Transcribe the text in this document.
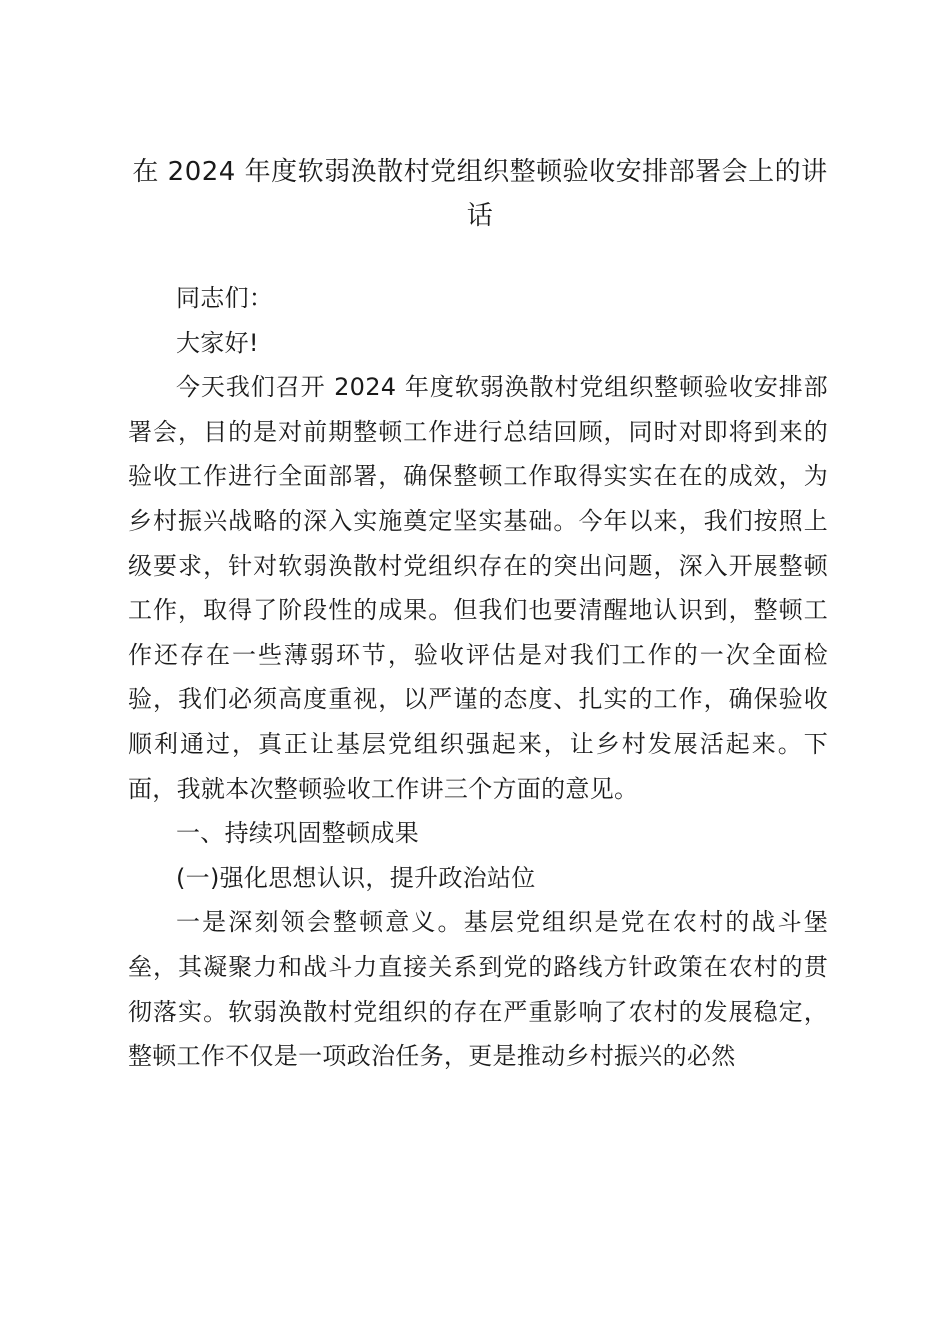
在 2024 年度软弱涣散村党组织整顿验收安排部署会上的讲话

同志们：

大家好!

今天我们召开 2024 年度软弱涣散村党组织整顿验收安排部署会，目的是对前期整顿工作进行总结回顾，同时对即将到来的验收工作进行全面部署，确保整顿工作取得实实在在的成效，为乡村振兴战略的深入实施奠定坚实基础。今年以来，我们按照上级要求，针对软弱涣散村党组织存在的突出问题，深入开展整顿工作，取得了阶段性的成果。但我们也要清醒地认识到，整顿工作还存在一些薄弱环节，验收评估是对我们工作的一次全面检验，我们必须高度重视，以严谨的态度、扎实的工作，确保验收顺利通过，真正让基层党组织强起来，让乡村发展活起来。下面，我就本次整顿验收工作讲三个方面的意见。

一、持续巩固整顿成果

(一)强化思想认识，提升政治站位

一是深刻领会整顿意义。基层党组织是党在农村的战斗堡垒，其凝聚力和战斗力直接关系到党的路线方针政策在农村的贯彻落实。软弱涣散村党组织的存在严重影响了农村的发展稳定，整顿工作不仅是一项政治任务，更是推动乡村振兴的必然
##########
Your job is to transcribe the entries above exactly; skip the pictures.

• _Written solution_
Transcribe the text in this document.
在 2024 年度软弱涣散村党组织整顿验收安排部署会上的讲话

同志们：

大家好!

今天我们召开 2024 年度软弱涣散村党组织整顿验收安排部署会，目的是对前期整顿工作进行总结回顾，同时对即将到来的验收工作进行全面部署，确保整顿工作取得实实在在的成效，为乡村振兴战略的深入实施奠定坚实基础。今年以来，我们按照上级要求，针对软弱涣散村党组织存在的突出问题，深入开展整顿工作，取得了阶段性的成果。但我们也要清醒地认识到，整顿工作还存在一些薄弱环节，验收评估是对我们工作的一次全面检验，我们必须高度重视，以严谨的态度、扎实的工作，确保验收顺利通过，真正让基层党组织强起来，让乡村发展活起来。下面，我就本次整顿验收工作讲三个方面的意见。

一、持续巩固整顿成果

(一)强化思想认识，提升政治站位

一是深刻领会整顿意义。基层党组织是党在农村的战斗堡垒，其凝聚力和战斗力直接关系到党的路线方针政策在农村的贯彻落实。软弱涣散村党组织的存在严重影响了农村的发展稳定，整顿工作不仅是一项政治任务，更是推动乡村振兴的必然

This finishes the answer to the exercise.